[Begin ENTRIES]

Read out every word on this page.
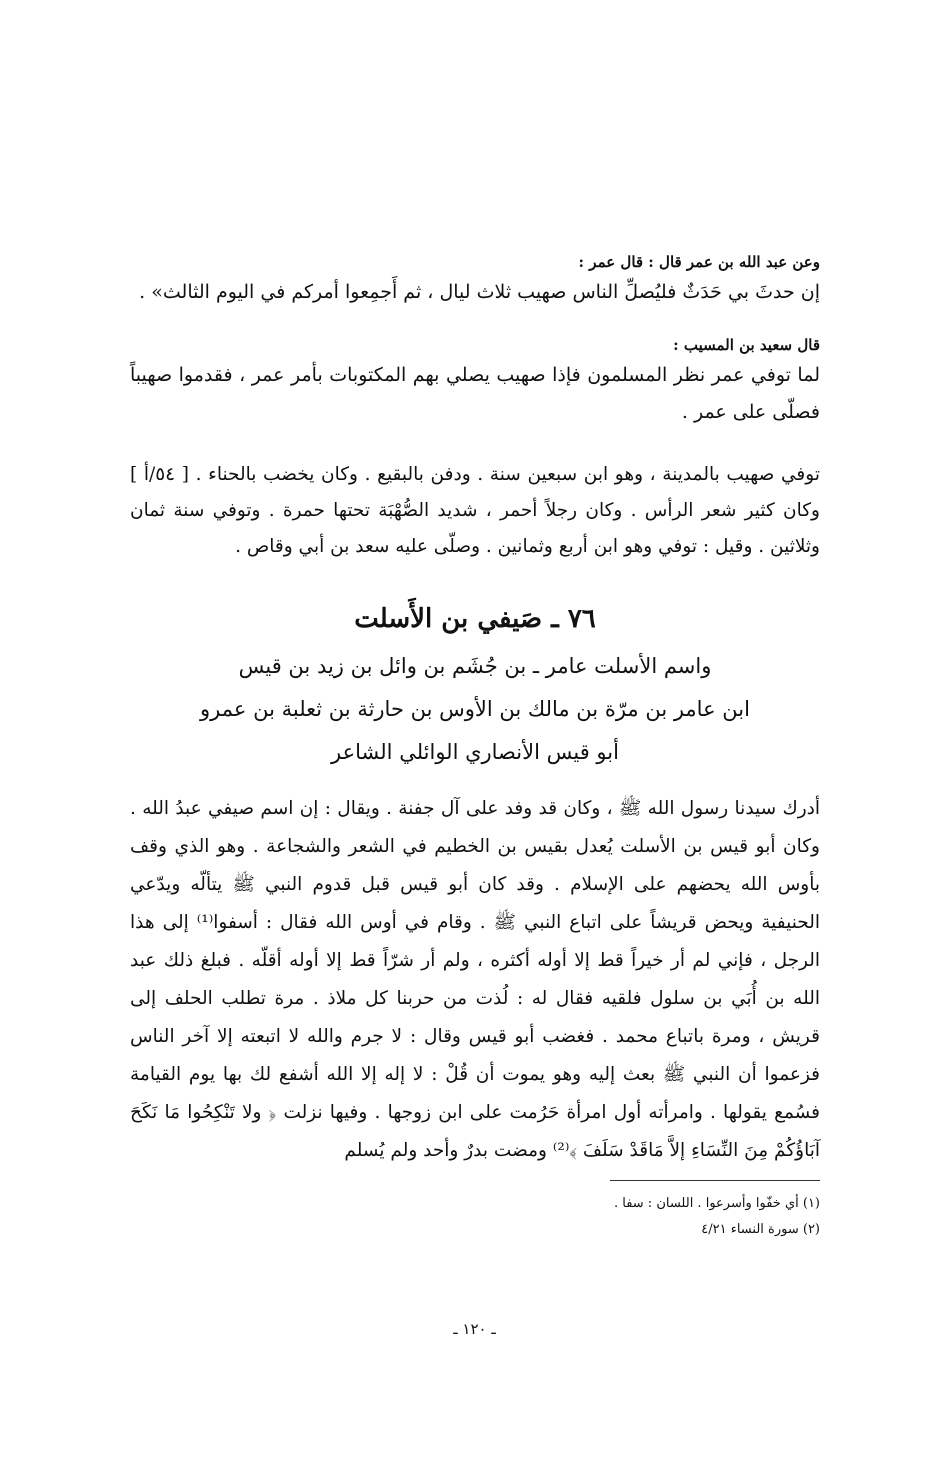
وعن عبد الله بن عمر قال : قال عمر :

إن حدثَ بي حَدَثٌ فليُصلِّ الناس صهيب ثلاث ليال ، ثم أَجمِعوا أمركم في اليوم الثالث» .

قال سعيد بن المسيب :

لما توفي عمر نظر المسلمون فإذا صهيب يصلي بهم المكتوبات بأمر عمر ، فقدموا صهيباً فصلّى على عمر .

توفي صهيب بالمدينة ، وهو ابن سبعين سنة . ودفن بالبقيع . وكان يخضب بالحناء . [ ٥٤/أ ] وكان كثير شعر الرأس . وكان رجلاً أحمر ، شديد الصُّهْبَة تحتها حمرة . وتوفي سنة ثمان وثلاثين . وقيل : توفي وهو ابن أربع وثمانين . وصلّى عليه سعد بن أبي وقاص .

٧٦ ـ صَيفي بن الأَسلت

واسم الأسلت عامر ـ بن جُشَم بن وائل بن زيد بن قيس

ابن عامر بن مرّة بن مالك بن الأوس بن حارثة بن ثعلبة بن عمرو

أبو قيس الأنصاري الوائلي الشاعر

أدرك سيدنا رسول الله ﷺ ، وكان قد وفد على آل جفنة . ويقال : إن اسم صيفي عبدُ الله . وكان أبو قيس بن الأسلت يُعدل بقيس بن الخطيم في الشعر والشجاعة . وهو الذي وقف بأوس الله يحضهم على الإسلام . وقد كان أبو قيس قبل قدوم النبي ﷺ يتألّه ويدّعي الحنيفية ويحض قريشاً على اتباع النبي ﷺ . وقام في أوس الله فقال : أسفوا⁽¹⁾ إلى هذا الرجل ، فإني لم أر خيراً قط إلا أوله أكثره ، ولم أر شرّاً قط إلا أوله أقلّه . فبلغ ذلك عبد الله بن أُبَي بن سلول فلقيه فقال له : لُذت من حربنا كل ملاذ . مرة تطلب الحلف إلى قريش ، ومرة باتباع محمد . فغضب أبو قيس وقال : لا جرم والله لا اتبعته إلا آخر الناس فزعموا أن النبي ﷺ بعث إليه وهو يموت أن قُلْ : لا إله إلا الله أشفع لك بها يوم القيامة فسُمع يقولها . وامرأته أول امرأة حَرُمت على ابن زوجها . وفيها نزلت ﴿ ولا تَنْكِحُوا مَا نَكَحَ آبَاؤُكُمْ مِنَ النِّسَاءِ إلاَّ مَاقَدْ سَلَفَ ﴾⁽²⁾ ومضت بدرٌ وأحد ولم يُسلم

(١) أي خفّوا وأسرعوا . اللسان : سفا .

(٢) سورة النساء ٤/٢١

ـ ١٢٠ ـ
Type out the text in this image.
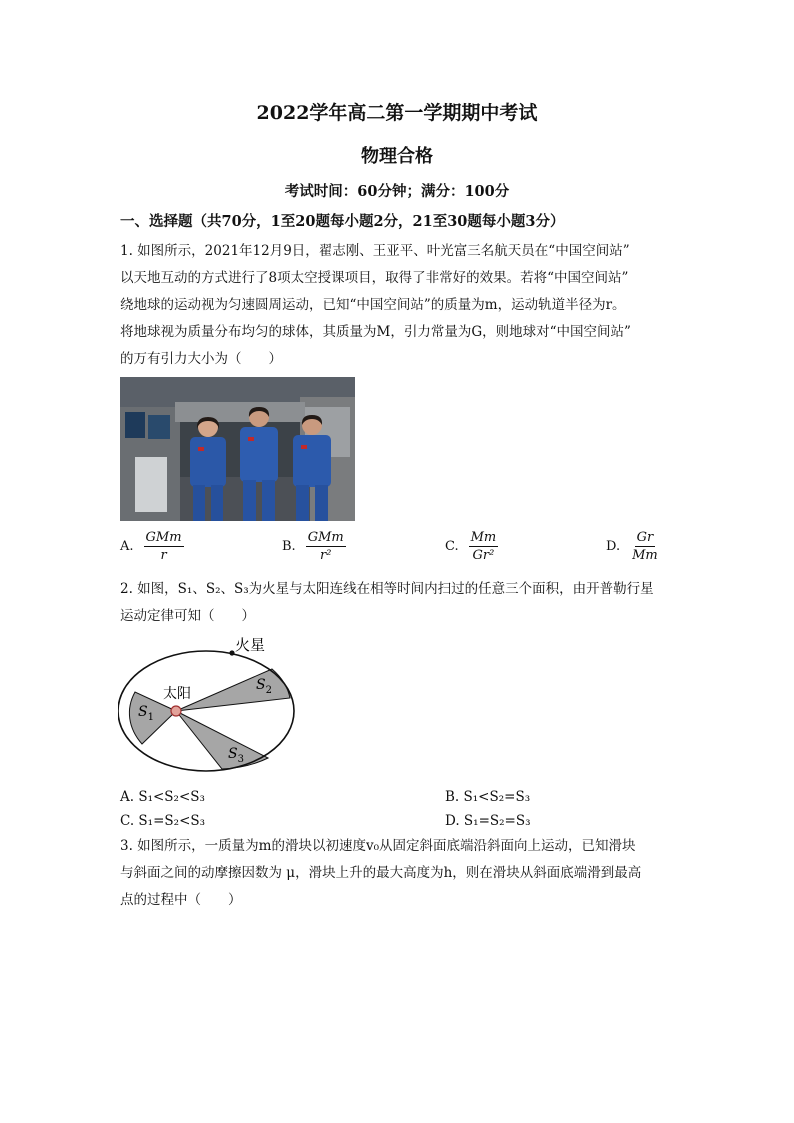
2022学年高二第一学期期中考试
物理合格
考试时间：60分钟；满分：100分
一、选择题（共70分，1至20题每小题2分，21至30题每小题3分）
1. 如图所示，2021年12月9日，翟志刚、王亚平、叶光富三名航天员在“中国空间站”
以天地互动的方式进行了8项太空授课项目，取得了非常好的效果。若将“中国空间站”
绕地球的运动视为匀速圆周运动，已知“中国空间站”的质量为m，运动轨道半径为r。
将地球视为质量分布均匀的球体，其质量为M，引力常量为G，则地球对“中国空间站”
的万有引力大小为（　　）
A. $\frac{\text{GMm}}{r}$	B. $\frac{\text{GMm}}{\text{r²}}$	C. $\frac{Mm}{\text{Gr²}}$	D. $\frac{Gr}{Mm}$
2. 如图，S₁、S₂、S₃为火星与太阳连线在相等时间内扫过的任意三个面积，由开普勒行星
运动定律可知（　　）
火星
太阳
$S_1$
$S_2$
$S_3$
A. S₁<S₂<S₃	B. S₁<S₂=S₃
C. S₁=S₂<S₃	D. S₁=S₂=S₃
3. 如图所示，一质量为m的滑块以初速度v₀从固定斜面底端沿斜面向上运动，已知滑块
与斜面之间的动摩擦因数为 μ，滑块上升的最大高度为h，则在滑块从斜面底端滑到最高
点的过程中（　　）
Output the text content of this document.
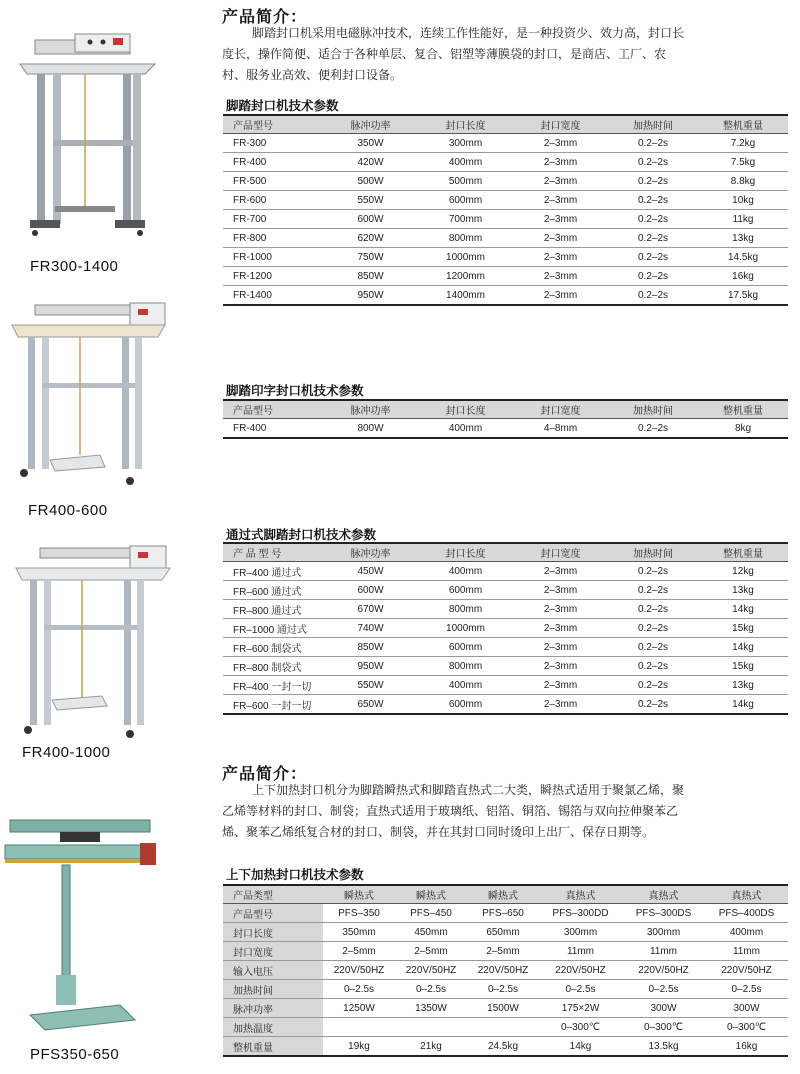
FR300-1400
FR400-600
FR400-1000
PFS350-650
产品简介：
脚踏封口机采用电磁脉冲技术，连续工作性能好，是一种投资少、效力高，封口长
度长，操作简便、适合于各种单层、复合、铝塑等薄膜袋的封口，是商店、工厂、农
村、服务业高效、便利封口设备。
脚踏封口机技术参数
产品型号	脉冲功率	封口长度	封口宽度	加热时间	整机重量
FR-300	350W	300mm	2–3mm	0.2–2s	7.2kg
FR-400	420W	400mm	2–3mm	0.2–2s	7.5kg
FR-500	500W	500mm	2–3mm	0.2–2s	8.8kg
FR-600	550W	600mm	2–3mm	0.2–2s	10kg
FR-700	600W	700mm	2–3mm	0.2–2s	11kg
FR-800	620W	800mm	2–3mm	0.2–2s	13kg
FR-1000	750W	1000mm	2–3mm	0.2–2s	14.5kg
FR-1200	850W	1200mm	2–3mm	0.2–2s	16kg
FR-1400	950W	1400mm	2–3mm	0.2–2s	17.5kg
脚踏印字封口机技术参数
产品型号	脉冲功率	封口长度	封口宽度	加热时间	整机重量
FR-400	800W	400mm	4–8mm	0.2–2s	8kg
通过式脚踏封口机技术参数
产 品 型 号	脉冲功率	封口长度	封口宽度	加热时间	整机重量
FR–400 通过式	450W	400mm	2–3mm	0.2–2s	12kg
FR–600 通过式	600W	600mm	2–3mm	0.2–2s	13kg
FR–800 通过式	670W	800mm	2–3mm	0.2–2s	14kg
FR–1000 通过式	740W	1000mm	2–3mm	0.2–2s	15kg
FR–600 制袋式	850W	600mm	2–3mm	0.2–2s	14kg
FR–800 制袋式	950W	800mm	2–3mm	0.2–2s	15kg
FR–400 一封一切	550W	400mm	2–3mm	0.2–2s	13kg
FR–600 一封一切	650W	600mm	2–3mm	0.2–2s	14kg
产品简介：
上下加热封口机分为脚踏瞬热式和脚踏直热式二大类，瞬热式适用于聚氯乙烯，聚
乙烯等材料的封口、制袋；直热式适用于玻璃纸、铝箔、铜箔、锡箔与双向拉伸聚苯乙
烯、聚苯乙烯纸复合材的封口、制袋，并在其封口同时烫印上出厂、保存日期等。
上下加热封口机技术参数
产品类型	瞬热式	瞬热式	瞬热式	真热式	真热式	真热式
产品型号	PFS–350	PFS–450	PFS–650	PFS–300DD	PFS–300DS	PFS–400DS
封口长度	350mm	450mm	650mm	300mm	300mm	400mm
封口宽度	2–5mm	2–5mm	2–5mm	11mm	11mm	11mm
输入电压	220V/50HZ	220V/50HZ	220V/50HZ	220V/50HZ	220V/50HZ	220V/50HZ
加热时间	0–2.5s	0–2.5s	0–2.5s	0–2.5s	0–2.5s	0–2.5s
脉冲功率	1250W	1350W	1500W	175×2W	300W	300W
加热温度				0–300℃	0–300℃	0–300℃
整机重量	19kg	21kg	24.5kg	14kg	13.5kg	16kg
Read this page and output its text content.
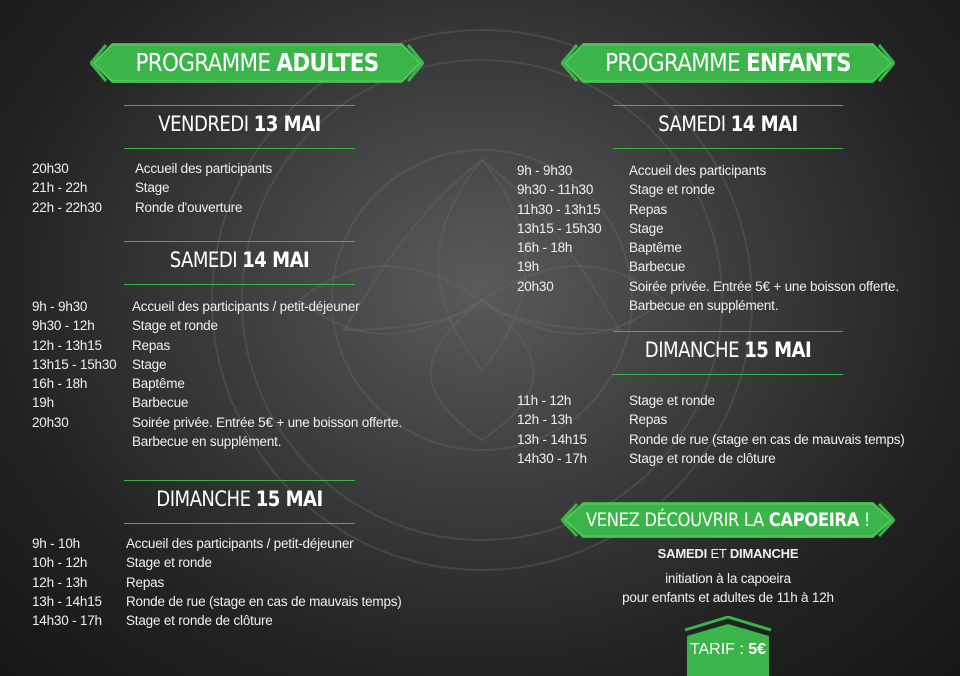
PROGRAMME ADULTES
VENDREDI 13 MAI
20h30	Accueil des participants
21h - 22h	Stage
22h - 22h30 Ronde d'ouverture
SAMEDI 14 MAI
9h - 9h30	Accueil des participants / petit-déjeuner
9h30 - 12h	Stage et ronde
12h - 13h15 Repas
13h15 - 15h30 Stage
16h - 18h	Baptême
19h	Barbecue
20h30	Soirée privée. Entrée 5€ + une boisson offerte.
Barbecue en supplément.
DIMANCHE 15 MAI
9h - 10h	Accueil des participants / petit-déjeuner
10h - 12h	Stage et ronde
12h - 13h	Repas
13h - 14h15 Ronde de rue (stage en cas de mauvais temps)
14h30 - 17h Stage et ronde de clôture
PROGRAMME ENFANTS
SAMEDI 14 MAI
9h - 9h30	Accueil des participants
9h30 - 11h30	Stage et ronde
11h30 - 13h15 Repas
13h15 - 15h30 Stage
16h - 18h	Baptême
19h	Barbecue
20h30	Soirée privée. Entrée 5€ + une boisson offerte.
Barbecue en supplément.
DIMANCHE 15 MAI
11h - 12h	Stage et ronde
12h - 13h	Repas
13h - 14h15	Ronde de rue (stage en cas de mauvais temps)
14h30 - 17h	Stage et ronde de clôture
VENEZ DÉCOUVRIR LA CAPOEIRA !
SAMEDI ET DIMANCHE
initiation à la capoeira
pour enfants et adultes de 11h à 12h
TARIF : 5€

[End ENTRIES]

PROBLEM TO WORK ON - Among the lines of the data above, count those holding "الناس" and state only the number.

ANSWER FOR THE TASK - 2